[Dataset entries]
•••
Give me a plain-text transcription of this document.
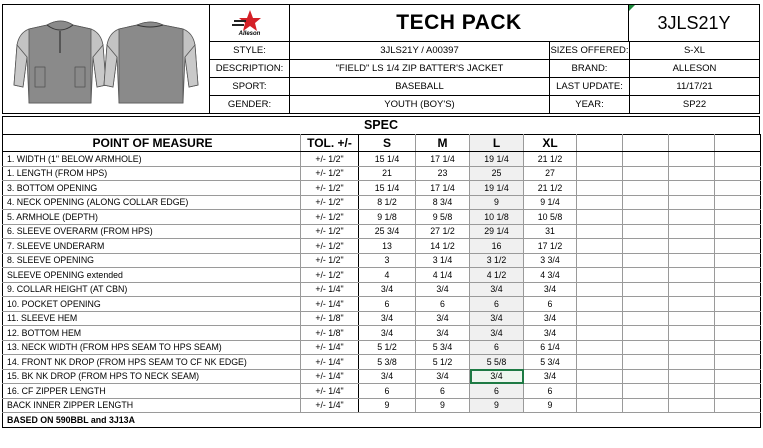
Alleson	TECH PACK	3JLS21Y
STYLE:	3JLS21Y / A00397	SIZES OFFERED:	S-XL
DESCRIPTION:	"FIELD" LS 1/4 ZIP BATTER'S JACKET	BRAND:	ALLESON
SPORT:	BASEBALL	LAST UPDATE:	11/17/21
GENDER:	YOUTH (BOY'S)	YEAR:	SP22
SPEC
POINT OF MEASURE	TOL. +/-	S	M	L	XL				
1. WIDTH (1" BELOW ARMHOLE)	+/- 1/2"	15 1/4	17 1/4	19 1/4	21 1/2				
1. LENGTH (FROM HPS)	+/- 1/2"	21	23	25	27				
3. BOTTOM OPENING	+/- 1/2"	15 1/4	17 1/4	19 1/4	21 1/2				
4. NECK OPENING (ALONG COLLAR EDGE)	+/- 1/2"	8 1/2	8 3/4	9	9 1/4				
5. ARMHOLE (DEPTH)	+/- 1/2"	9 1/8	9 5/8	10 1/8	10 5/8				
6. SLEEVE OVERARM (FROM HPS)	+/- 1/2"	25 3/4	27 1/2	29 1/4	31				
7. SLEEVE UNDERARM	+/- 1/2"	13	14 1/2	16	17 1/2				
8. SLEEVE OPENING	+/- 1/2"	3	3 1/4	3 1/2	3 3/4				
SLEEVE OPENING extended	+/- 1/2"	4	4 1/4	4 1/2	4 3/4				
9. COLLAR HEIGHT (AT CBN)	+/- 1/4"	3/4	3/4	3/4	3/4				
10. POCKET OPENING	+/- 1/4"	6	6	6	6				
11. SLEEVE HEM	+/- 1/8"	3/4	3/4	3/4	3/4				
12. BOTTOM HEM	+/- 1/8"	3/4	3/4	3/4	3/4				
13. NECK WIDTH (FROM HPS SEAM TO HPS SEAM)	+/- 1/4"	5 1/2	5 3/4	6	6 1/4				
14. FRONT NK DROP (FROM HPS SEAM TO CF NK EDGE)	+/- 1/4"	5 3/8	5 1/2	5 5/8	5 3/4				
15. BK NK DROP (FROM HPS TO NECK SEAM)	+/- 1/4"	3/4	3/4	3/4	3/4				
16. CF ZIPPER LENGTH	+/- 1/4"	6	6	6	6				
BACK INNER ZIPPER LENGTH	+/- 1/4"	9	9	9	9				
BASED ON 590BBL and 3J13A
•••
Reproduce all the records verbatim, excluding images.

Give me a plain-text transcription of this document.
Alleson	TECH PACK	3JLS21Y
STYLE:	3JLS21Y / A00397	SIZES OFFERED:	S-XL
DESCRIPTION:	"FIELD" LS 1/4 ZIP BATTER'S JACKET	BRAND:	ALLESON
SPORT:	BASEBALL	LAST UPDATE:	11/17/21
GENDER:	YOUTH (BOY'S)	YEAR:	SP22
SPEC
POINT OF MEASURE	TOL. +/-	S	M	L	XL				
1. WIDTH (1" BELOW ARMHOLE)	+/- 1/2"	15 1/4	17 1/4	19 1/4	21 1/2				
1. LENGTH (FROM HPS)	+/- 1/2"	21	23	25	27				
3. BOTTOM OPENING	+/- 1/2"	15 1/4	17 1/4	19 1/4	21 1/2				
4. NECK OPENING (ALONG COLLAR EDGE)	+/- 1/2"	8 1/2	8 3/4	9	9 1/4				
5. ARMHOLE (DEPTH)	+/- 1/2"	9 1/8	9 5/8	10 1/8	10 5/8				
6. SLEEVE OVERARM (FROM HPS)	+/- 1/2"	25 3/4	27 1/2	29 1/4	31				
7. SLEEVE UNDERARM	+/- 1/2"	13	14 1/2	16	17 1/2				
8. SLEEVE OPENING	+/- 1/2"	3	3 1/4	3 1/2	3 3/4				
SLEEVE OPENING extended	+/- 1/2"	4	4 1/4	4 1/2	4 3/4				
9. COLLAR HEIGHT (AT CBN)	+/- 1/4"	3/4	3/4	3/4	3/4				
10. POCKET OPENING	+/- 1/4"	6	6	6	6				
11. SLEEVE HEM	+/- 1/8"	3/4	3/4	3/4	3/4				
12. BOTTOM HEM	+/- 1/8"	3/4	3/4	3/4	3/4				
13. NECK WIDTH (FROM HPS SEAM TO HPS SEAM)	+/- 1/4"	5 1/2	5 3/4	6	6 1/4				
14. FRONT NK DROP (FROM HPS SEAM TO CF NK EDGE)	+/- 1/4"	5 3/8	5 1/2	5 5/8	5 3/4				
15. BK NK DROP (FROM HPS TO NECK SEAM)	+/- 1/4"	3/4	3/4	3/4	3/4				
16. CF ZIPPER LENGTH	+/- 1/4"	6	6	6	6				
BACK INNER ZIPPER LENGTH	+/- 1/4"	9	9	9	9				
BASED ON 590BBL and 3J13A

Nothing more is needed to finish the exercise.